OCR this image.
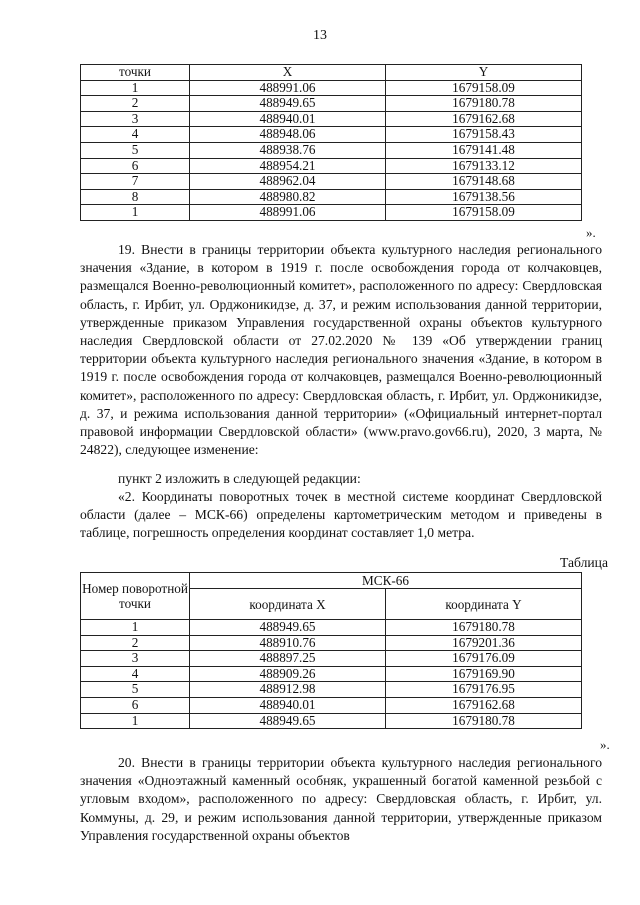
13
точки	X	Y
1	488991.06	1679158.09
2	488949.65	1679180.78
3	488940.01	1679162.68
4	488948.06	1679158.43
5	488938.76	1679141.48
6	488954.21	1679133.12
7	488962.04	1679148.68
8	488980.82	1679138.56
1	488991.06	1679158.09
».

19. Внести в границы территории объекта культурного наследия регионального значения «Здание, в котором в 1919 г. после освобождения города от колчаковцев, размещался Военно-революционный комитет», расположенного по адресу: Свердловская область, г. Ирбит, ул. Орджоникидзе, д. 37, и режим использования данной территории, утвержденные приказом Управления государственной охраны объектов культурного наследия Свердловской области от 27.02.2020 № 139 «Об утверждении границ территории объекта культурного наследия регионального значения «Здание, в котором в 1919 г. после освобождения города от колчаковцев, размещался Военно-революционный комитет», расположенного по адресу: Свердловская область, г. Ирбит, ул. Орджоникидзе, д. 37, и режима использования данной территории» («Официальный интернет-портал правовой информации Свердловской области» (www.pravo.gov66.ru), 2020, 3 марта, № 24822), следующее изменение:

пункт 2 изложить в следующей редакции:

«2. Координаты поворотных точек в местной системе координат Свердловской области (далее – МСК-66) определены картометрическим методом и приведены в таблице, погрешность определения координат составляет 1,0 метра.

Таблица
Номер поворотной точки	МСК-66	
	координата X	координата Y
1	488949.65	1679180.78
2	488910.76	1679201.36
3	488897.25	1679176.09
4	488909.26	1679169.90
5	488912.98	1679176.95
6	488940.01	1679162.68
1	488949.65	1679180.78
».

20. Внести в границы территории объекта культурного наследия регионального значения «Одноэтажный каменный особняк, украшенный богатой каменной резьбой с угловым входом», расположенного по адресу: Свердловская область, г. Ирбит, ул. Коммуны, д. 29, и режим использования данной территории, утвержденные приказом Управления государственной охраны объектов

Challenge. Find the word "точки" in the data and copy out each line where it turns up.

Worked solution.
точки	X	Y
Номер поворотной точки	МСК-66	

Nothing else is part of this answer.